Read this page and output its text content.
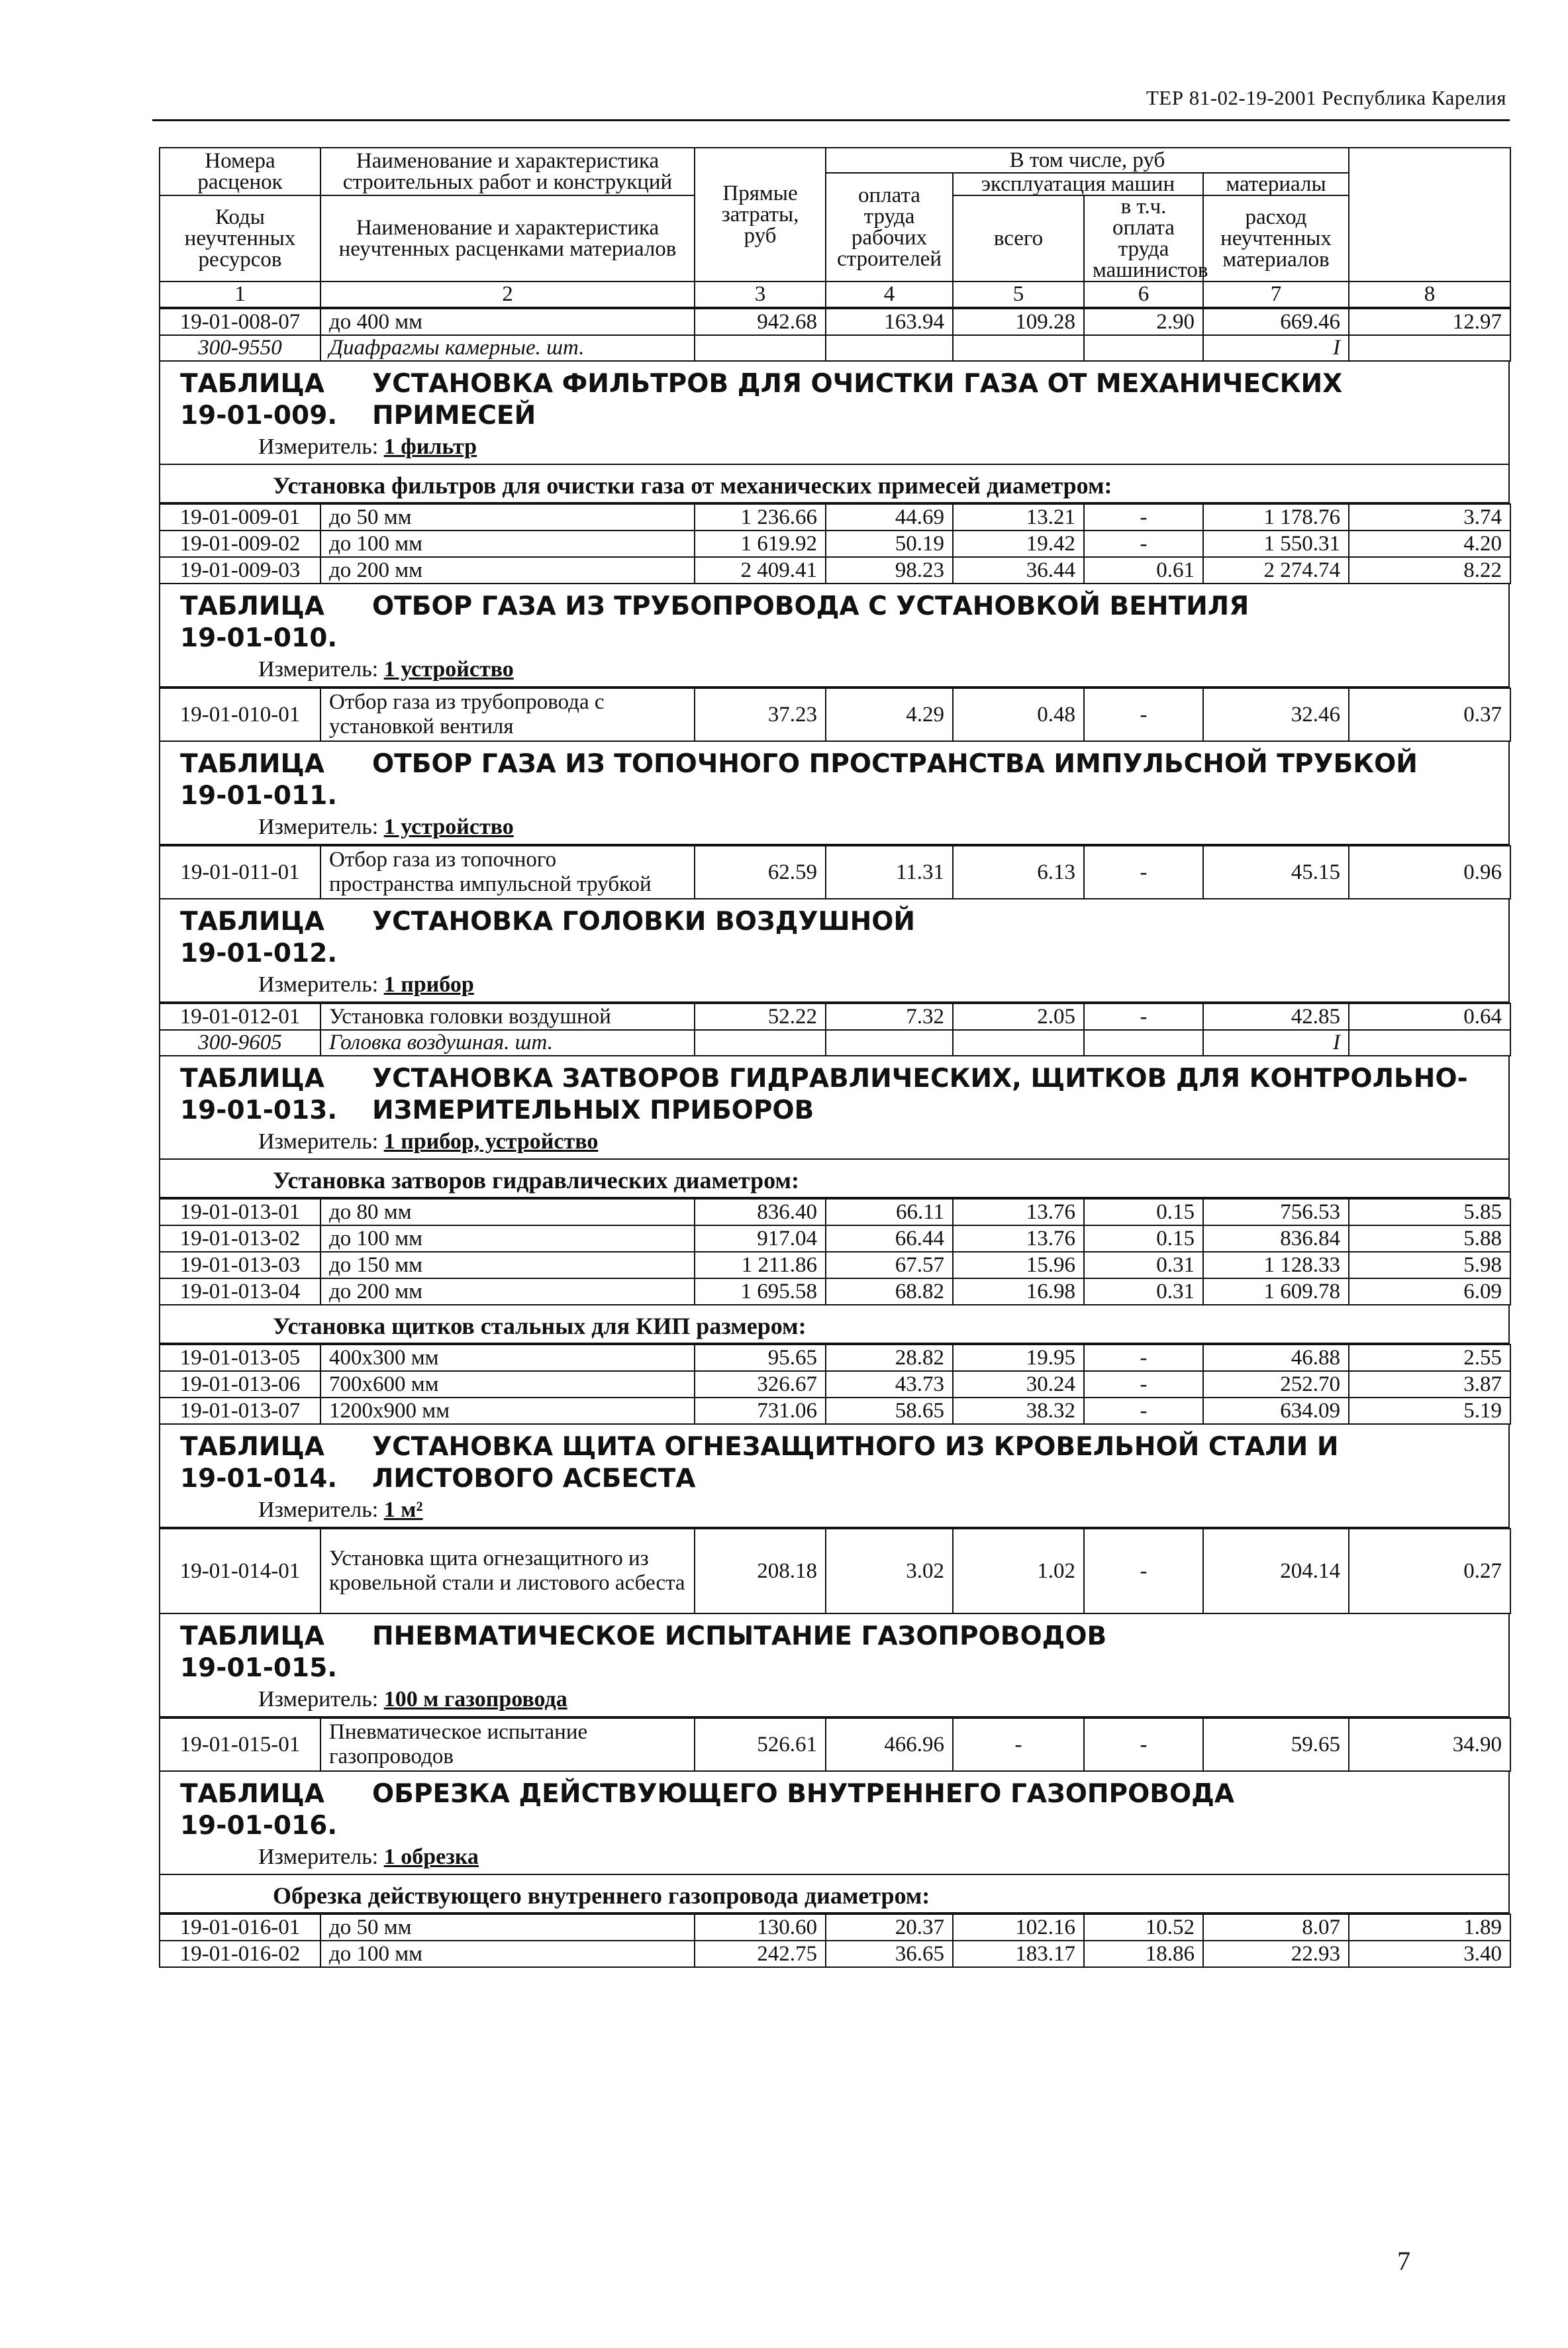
ТЕР 81-02-19-2001 Республика Карелия
Номера расценок	Наименование и характеристика строительных работ и конструкций	Прямые затраты, руб	В том числе, руб				
			оплата труда рабочих строителей	эксплуатация машин		материалы	
Коды неучтенных ресурсов	Наименование и характеристика неучтенных расценками материалов			всего	в т.ч. оплата труда машинистов	расход неучтенных материалов	

1	2	3	4	5	6	7	8
19-01-008-07	до 400 мм	942.68	163.94	109.28	2.90	669.46	12.97
300-9550	Диафрагмы камерные. шт.					I	
ТАБЛИЦА 19-01-009.УСТАНОВКА ФИЛЬТРОВ ДЛЯ ОЧИСТКИ ГАЗА ОТ МЕХАНИЧЕСКИХ ПРИМЕСЕЙ
Измеритель: 1 фильтр
Установка фильтров для очистки газа от механических примесей диаметром:
19-01-009-01	до 50 мм	1 236.66	44.69	13.21	-	1 178.76	3.74
19-01-009-02	до 100 мм	1 619.92	50.19	19.42	-	1 550.31	4.20
19-01-009-03	до 200 мм	2 409.41	98.23	36.44	0.61	2 274.74	8.22
ТАБЛИЦА 19-01-010.ОТБОР ГАЗА ИЗ ТРУБОПРОВОДА С УСТАНОВКОЙ ВЕНТИЛЯ
Измеритель: 1 устройство
19-01-010-01	Отбор газа из трубопровода с установкой вентиля	37.23	4.29	0.48	-	32.46	0.37
ТАБЛИЦА 19-01-011.ОТБОР ГАЗА ИЗ ТОПОЧНОГО ПРОСТРАНСТВА ИМПУЛЬСНОЙ ТРУБКОЙ
Измеритель: 1 устройство
19-01-011-01	Отбор газа из топочного пространства импульсной трубкой	62.59	11.31	6.13	-	45.15	0.96
ТАБЛИЦА 19-01-012.УСТАНОВКА ГОЛОВКИ ВОЗДУШНОЙ
Измеритель: 1 прибор
19-01-012-01	Установка головки воздушной	52.22	7.32	2.05	-	42.85	0.64
300-9605	Головка воздушная. шт.					I	
ТАБЛИЦА 19-01-013.УСТАНОВКА ЗАТВОРОВ ГИДРАВЛИЧЕСКИХ, ЩИТКОВ ДЛЯ КОНТРОЛЬНО-ИЗМЕРИТЕЛЬНЫХ ПРИБОРОВ
Измеритель: 1 прибор, устройство
Установка затворов гидравлических диаметром:
19-01-013-01	до 80 мм	836.40	66.11	13.76	0.15	756.53	5.85
19-01-013-02	до 100 мм	917.04	66.44	13.76	0.15	836.84	5.88
19-01-013-03	до 150 мм	1 211.86	67.57	15.96	0.31	1 128.33	5.98
19-01-013-04	до 200 мм	1 695.58	68.82	16.98	0.31	1 609.78	6.09
Установка щитков стальных для КИП размером:
19-01-013-05	400х300 мм	95.65	28.82	19.95	-	46.88	2.55
19-01-013-06	700х600 мм	326.67	43.73	30.24	-	252.70	3.87
19-01-013-07	1200х900 мм	731.06	58.65	38.32	-	634.09	5.19
ТАБЛИЦА 19-01-014.УСТАНОВКА ЩИТА ОГНЕЗАЩИТНОГО ИЗ КРОВЕЛЬНОЙ СТАЛИ И ЛИСТОВОГО АСБЕСТА
Измеритель: 1 м²
19-01-014-01	Установка щита огнезащитного из кровельной стали и листового асбеста	208.18	3.02	1.02	-	204.14	0.27
ТАБЛИЦА 19-01-015.ПНЕВМАТИЧЕСКОЕ ИСПЫТАНИЕ ГАЗОПРОВОДОВ
Измеритель: 100 м газопровода
19-01-015-01	Пневматическое испытание газопроводов	526.61	466.96	-	-	59.65	34.90
ТАБЛИЦА 19-01-016.ОБРЕЗКА ДЕЙСТВУЮЩЕГО ВНУТРЕННЕГО ГАЗОПРОВОДА
Измеритель: 1 обрезка
Обрезка действующего внутреннего газопровода диаметром:
19-01-016-01	до 50 мм	130.60	20.37	102.16	10.52	8.07	1.89
19-01-016-02	до 100 мм	242.75	36.65	183.17	18.86	22.93	3.40
7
====================
Within the data above, pick out all lines holding the word "труда".

FINISHED TASK.
			оплата труда рабочих строителей	эксплуатация машин		материалы	
Коды неучтенных ресурсов	Наименование и характеристика неучтенных расценками материалов			всего	в т.ч. оплата труда машинистов	расход неучтенных материалов	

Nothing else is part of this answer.